# Excerpted records
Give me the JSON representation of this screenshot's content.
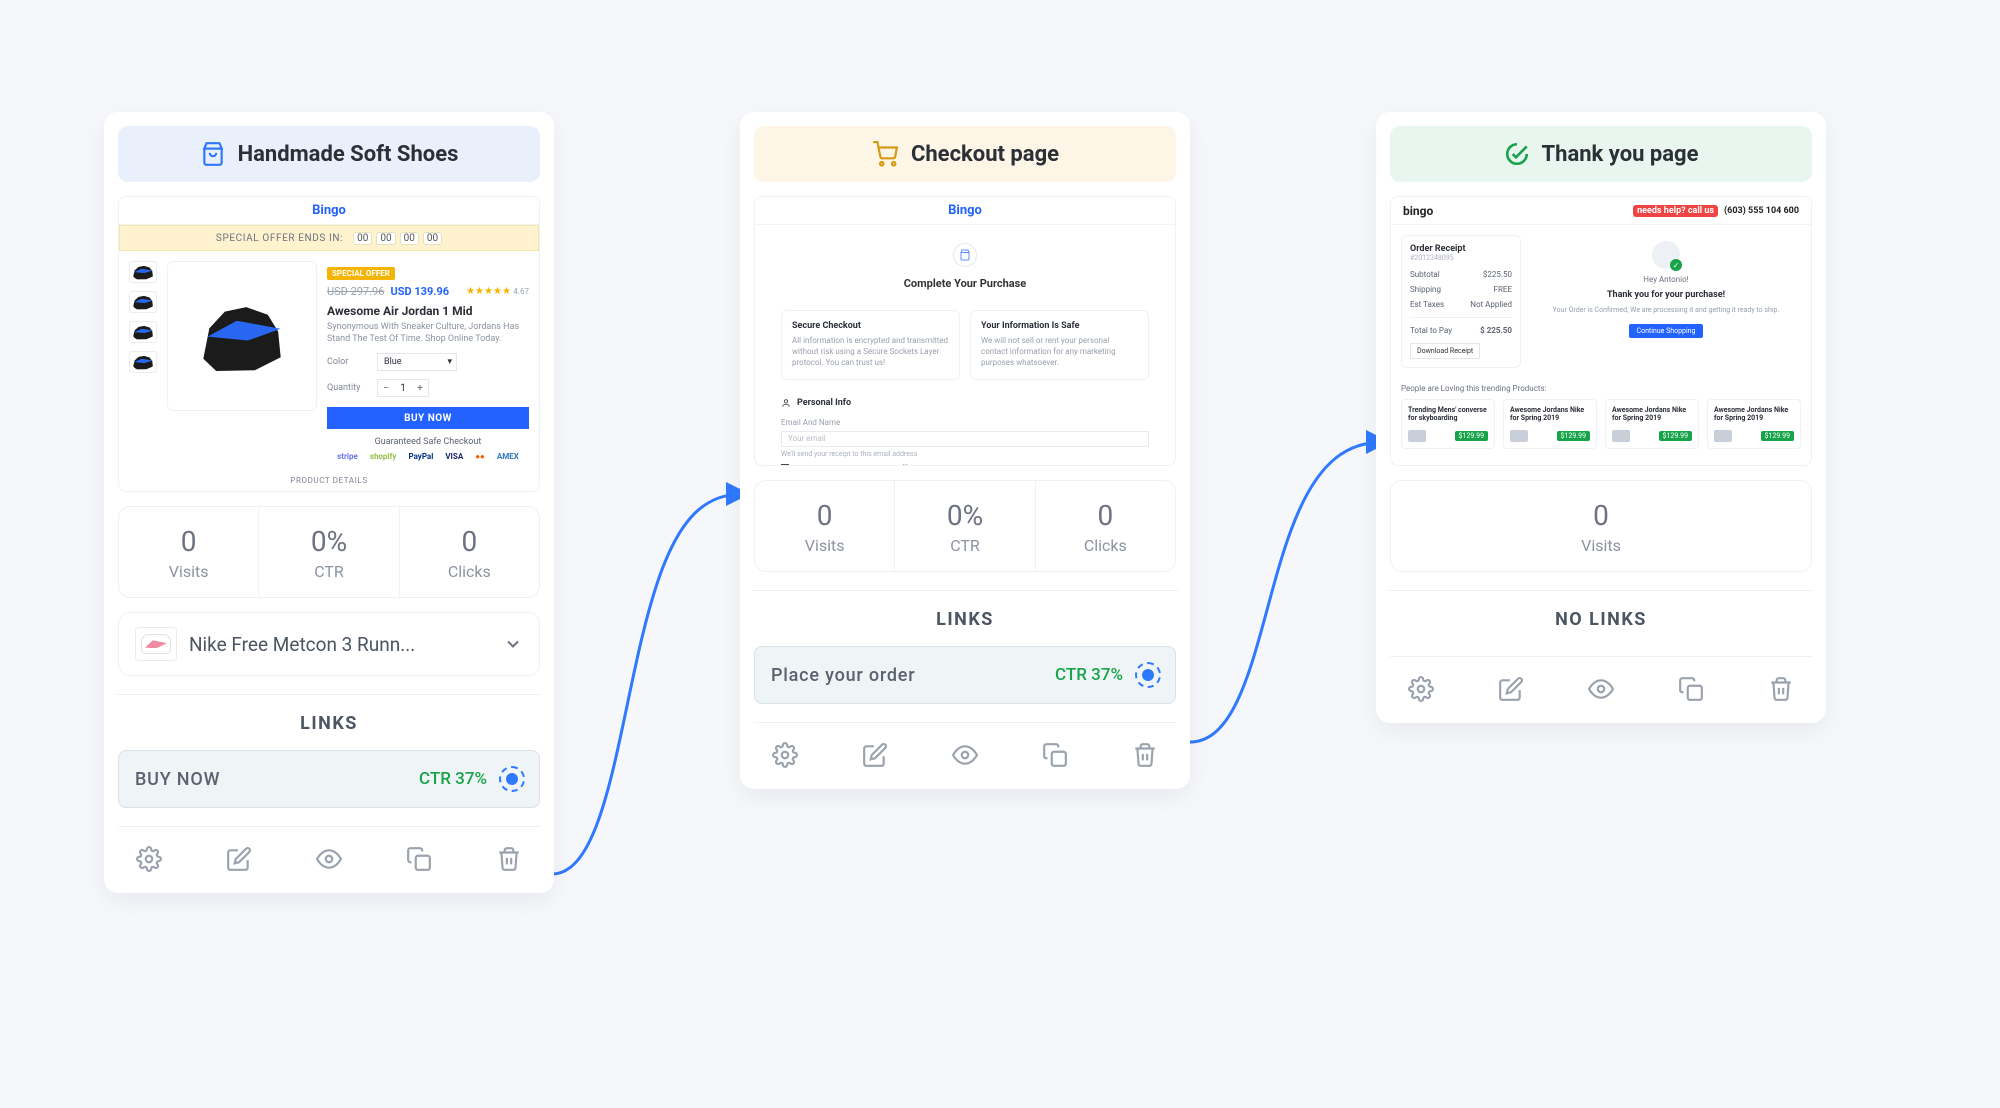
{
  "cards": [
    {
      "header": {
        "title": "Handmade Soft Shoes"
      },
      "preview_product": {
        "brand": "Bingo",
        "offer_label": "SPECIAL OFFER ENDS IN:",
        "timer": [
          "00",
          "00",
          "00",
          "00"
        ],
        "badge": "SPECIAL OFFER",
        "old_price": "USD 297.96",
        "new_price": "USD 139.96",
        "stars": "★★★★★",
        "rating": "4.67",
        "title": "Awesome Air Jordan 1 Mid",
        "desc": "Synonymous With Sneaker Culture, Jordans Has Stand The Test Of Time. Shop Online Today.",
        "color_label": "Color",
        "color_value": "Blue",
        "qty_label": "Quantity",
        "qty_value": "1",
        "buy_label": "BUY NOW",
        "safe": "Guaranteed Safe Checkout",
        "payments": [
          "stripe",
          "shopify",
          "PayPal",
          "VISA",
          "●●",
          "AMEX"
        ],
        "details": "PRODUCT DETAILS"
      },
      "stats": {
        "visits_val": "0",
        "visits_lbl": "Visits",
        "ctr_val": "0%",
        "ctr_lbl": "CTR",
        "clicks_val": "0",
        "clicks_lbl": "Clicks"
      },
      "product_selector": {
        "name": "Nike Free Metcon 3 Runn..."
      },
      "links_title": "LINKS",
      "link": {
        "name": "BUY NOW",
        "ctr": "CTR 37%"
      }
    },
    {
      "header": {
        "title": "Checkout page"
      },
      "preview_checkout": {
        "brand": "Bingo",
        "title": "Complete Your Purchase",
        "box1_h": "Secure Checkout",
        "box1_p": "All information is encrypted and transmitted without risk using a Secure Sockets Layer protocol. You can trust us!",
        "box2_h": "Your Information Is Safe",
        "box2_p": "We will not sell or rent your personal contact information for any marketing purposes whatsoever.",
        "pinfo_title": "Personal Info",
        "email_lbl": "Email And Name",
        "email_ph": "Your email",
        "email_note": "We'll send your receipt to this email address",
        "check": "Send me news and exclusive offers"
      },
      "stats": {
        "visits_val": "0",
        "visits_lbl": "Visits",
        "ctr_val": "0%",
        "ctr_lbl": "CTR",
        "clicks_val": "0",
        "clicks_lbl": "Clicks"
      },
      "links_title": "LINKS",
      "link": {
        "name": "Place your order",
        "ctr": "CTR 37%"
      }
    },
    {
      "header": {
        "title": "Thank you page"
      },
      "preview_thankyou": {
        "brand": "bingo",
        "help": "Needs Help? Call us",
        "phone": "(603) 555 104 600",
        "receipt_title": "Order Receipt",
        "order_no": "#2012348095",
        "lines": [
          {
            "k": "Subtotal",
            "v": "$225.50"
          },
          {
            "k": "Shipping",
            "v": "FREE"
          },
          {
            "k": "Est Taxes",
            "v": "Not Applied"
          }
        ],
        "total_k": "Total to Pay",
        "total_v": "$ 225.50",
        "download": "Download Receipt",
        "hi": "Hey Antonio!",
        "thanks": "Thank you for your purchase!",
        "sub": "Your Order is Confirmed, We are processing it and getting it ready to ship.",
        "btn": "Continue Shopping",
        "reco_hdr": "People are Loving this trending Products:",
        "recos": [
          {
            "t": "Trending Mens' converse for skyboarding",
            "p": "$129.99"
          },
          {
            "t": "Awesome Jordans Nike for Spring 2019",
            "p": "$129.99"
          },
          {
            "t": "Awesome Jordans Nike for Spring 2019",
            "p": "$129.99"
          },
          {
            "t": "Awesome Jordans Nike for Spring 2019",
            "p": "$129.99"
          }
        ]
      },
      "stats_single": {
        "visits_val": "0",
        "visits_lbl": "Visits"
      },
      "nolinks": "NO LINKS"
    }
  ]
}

--

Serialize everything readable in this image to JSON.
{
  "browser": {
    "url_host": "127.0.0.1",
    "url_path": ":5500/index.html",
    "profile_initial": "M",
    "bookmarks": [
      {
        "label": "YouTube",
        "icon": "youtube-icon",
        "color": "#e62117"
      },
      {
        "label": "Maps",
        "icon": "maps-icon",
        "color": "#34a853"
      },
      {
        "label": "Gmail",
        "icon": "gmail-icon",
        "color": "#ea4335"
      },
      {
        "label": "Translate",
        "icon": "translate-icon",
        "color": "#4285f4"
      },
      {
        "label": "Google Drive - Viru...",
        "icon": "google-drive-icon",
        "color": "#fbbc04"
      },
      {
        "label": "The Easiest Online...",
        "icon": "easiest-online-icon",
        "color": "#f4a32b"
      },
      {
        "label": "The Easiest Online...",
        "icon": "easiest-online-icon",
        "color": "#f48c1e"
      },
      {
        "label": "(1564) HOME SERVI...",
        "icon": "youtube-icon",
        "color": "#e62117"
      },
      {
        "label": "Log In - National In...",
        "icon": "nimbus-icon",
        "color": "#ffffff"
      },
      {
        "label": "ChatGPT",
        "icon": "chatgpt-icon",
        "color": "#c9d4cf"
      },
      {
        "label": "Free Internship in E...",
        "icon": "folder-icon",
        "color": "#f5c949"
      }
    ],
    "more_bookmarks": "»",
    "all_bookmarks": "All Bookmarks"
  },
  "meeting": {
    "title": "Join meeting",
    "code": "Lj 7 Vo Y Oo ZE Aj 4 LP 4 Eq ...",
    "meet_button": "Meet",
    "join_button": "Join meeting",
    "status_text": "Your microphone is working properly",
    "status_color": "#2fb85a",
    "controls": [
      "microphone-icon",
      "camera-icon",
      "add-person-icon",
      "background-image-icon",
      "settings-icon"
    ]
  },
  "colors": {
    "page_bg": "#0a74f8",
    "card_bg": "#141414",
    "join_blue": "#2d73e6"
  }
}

# The problem
Find the word "this" in the records and pull out each line that has it.

# Task answer
Give me the JSON representation of this screenshot's content.
        "email_note": "We'll send your receipt to this email address",
        "reco_hdr": "People are Loving this trending Products:",
Serialize everything readable in this image to JSON.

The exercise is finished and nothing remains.